▶ _TASK INSTRUCTIONS_
Your reply should be one number: the count of lines holding the word "мероприятие".

== == ==

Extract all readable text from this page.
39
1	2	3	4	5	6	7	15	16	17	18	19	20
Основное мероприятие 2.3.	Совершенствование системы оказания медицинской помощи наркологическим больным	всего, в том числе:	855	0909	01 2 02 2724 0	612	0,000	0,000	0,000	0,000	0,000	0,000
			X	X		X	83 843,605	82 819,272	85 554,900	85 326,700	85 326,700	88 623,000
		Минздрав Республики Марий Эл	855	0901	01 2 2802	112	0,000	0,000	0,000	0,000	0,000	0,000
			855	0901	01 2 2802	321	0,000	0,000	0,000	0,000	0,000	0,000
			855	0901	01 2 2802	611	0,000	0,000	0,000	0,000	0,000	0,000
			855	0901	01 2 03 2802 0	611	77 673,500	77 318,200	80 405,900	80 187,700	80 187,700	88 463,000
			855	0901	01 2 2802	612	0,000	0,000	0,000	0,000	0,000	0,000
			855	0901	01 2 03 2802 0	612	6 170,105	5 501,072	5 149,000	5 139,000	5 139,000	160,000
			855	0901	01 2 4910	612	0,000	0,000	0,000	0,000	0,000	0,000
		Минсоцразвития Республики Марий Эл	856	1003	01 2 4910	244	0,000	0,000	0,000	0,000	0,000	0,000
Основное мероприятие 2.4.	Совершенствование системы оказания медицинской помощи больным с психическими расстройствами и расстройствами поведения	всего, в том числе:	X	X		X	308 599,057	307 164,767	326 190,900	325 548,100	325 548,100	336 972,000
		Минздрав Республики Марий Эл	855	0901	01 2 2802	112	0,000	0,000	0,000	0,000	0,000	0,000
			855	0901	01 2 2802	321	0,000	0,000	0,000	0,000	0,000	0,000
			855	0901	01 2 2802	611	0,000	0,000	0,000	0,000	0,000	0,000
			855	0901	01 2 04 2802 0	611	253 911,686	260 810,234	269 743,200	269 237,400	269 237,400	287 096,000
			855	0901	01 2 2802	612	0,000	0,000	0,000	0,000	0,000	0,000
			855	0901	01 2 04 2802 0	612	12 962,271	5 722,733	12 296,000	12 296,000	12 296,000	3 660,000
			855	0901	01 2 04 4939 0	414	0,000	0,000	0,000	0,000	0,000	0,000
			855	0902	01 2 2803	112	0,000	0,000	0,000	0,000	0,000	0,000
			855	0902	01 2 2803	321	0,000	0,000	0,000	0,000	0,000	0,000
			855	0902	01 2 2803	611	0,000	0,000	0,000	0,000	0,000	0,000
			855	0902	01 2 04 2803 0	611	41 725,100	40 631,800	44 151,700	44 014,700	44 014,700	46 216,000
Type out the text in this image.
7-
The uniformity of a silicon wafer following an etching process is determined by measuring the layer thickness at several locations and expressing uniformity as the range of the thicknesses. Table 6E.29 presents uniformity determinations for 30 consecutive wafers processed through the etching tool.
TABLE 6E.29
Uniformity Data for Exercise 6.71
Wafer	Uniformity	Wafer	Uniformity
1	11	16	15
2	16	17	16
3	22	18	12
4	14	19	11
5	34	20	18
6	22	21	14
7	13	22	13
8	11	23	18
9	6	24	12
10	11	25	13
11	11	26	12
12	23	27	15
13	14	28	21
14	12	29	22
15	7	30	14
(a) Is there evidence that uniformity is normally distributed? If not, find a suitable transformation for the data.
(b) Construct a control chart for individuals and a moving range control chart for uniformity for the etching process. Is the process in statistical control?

== == ==

▶ _RESULT OF THIS TASK_
2